WORKING DATA:
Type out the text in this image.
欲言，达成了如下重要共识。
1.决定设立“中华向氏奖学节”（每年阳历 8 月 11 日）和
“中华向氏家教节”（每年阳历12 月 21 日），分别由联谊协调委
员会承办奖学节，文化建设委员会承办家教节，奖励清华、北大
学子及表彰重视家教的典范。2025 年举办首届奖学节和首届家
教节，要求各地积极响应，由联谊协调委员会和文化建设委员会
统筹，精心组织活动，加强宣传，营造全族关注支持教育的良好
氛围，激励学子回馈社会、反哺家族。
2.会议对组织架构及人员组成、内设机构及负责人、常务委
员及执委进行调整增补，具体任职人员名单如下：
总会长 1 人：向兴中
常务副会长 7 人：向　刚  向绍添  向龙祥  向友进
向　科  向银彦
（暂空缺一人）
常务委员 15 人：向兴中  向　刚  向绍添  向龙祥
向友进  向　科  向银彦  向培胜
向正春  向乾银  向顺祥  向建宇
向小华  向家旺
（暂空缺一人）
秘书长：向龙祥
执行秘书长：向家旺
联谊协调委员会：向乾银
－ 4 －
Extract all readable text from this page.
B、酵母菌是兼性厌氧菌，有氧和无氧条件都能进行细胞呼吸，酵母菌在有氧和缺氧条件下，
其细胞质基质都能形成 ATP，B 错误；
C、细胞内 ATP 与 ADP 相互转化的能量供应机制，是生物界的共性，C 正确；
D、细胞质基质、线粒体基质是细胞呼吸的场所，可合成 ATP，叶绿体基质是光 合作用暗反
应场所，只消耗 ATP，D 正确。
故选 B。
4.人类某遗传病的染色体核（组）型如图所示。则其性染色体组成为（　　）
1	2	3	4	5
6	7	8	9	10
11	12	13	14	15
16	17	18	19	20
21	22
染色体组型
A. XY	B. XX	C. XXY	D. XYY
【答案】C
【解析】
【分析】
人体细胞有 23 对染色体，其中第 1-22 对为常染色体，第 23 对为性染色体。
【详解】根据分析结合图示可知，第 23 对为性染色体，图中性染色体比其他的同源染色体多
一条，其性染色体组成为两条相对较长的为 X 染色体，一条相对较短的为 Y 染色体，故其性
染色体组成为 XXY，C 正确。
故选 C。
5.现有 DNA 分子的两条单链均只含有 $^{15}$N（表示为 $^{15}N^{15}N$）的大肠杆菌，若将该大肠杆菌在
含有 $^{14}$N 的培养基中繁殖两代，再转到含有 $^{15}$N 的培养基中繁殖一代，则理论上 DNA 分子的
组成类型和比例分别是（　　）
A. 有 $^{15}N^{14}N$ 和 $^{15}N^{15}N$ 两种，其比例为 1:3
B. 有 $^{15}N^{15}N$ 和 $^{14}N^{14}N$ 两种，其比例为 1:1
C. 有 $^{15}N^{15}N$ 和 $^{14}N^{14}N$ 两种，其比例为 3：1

GIVEN INSTRUCTION: For each line of the entries that includes "其比例为", show that line.

ANSWER:
A. 有 $^{15}N^{14}N$ 和 $^{15}N^{15}N$ 两种，其比例为 1:3
B. 有 $^{15}N^{15}N$ 和 $^{14}N^{14}N$ 两种，其比例为 1:1
C. 有 $^{15}N^{15}N$ 和 $^{14}N^{14}N$ 两种，其比例为 3：1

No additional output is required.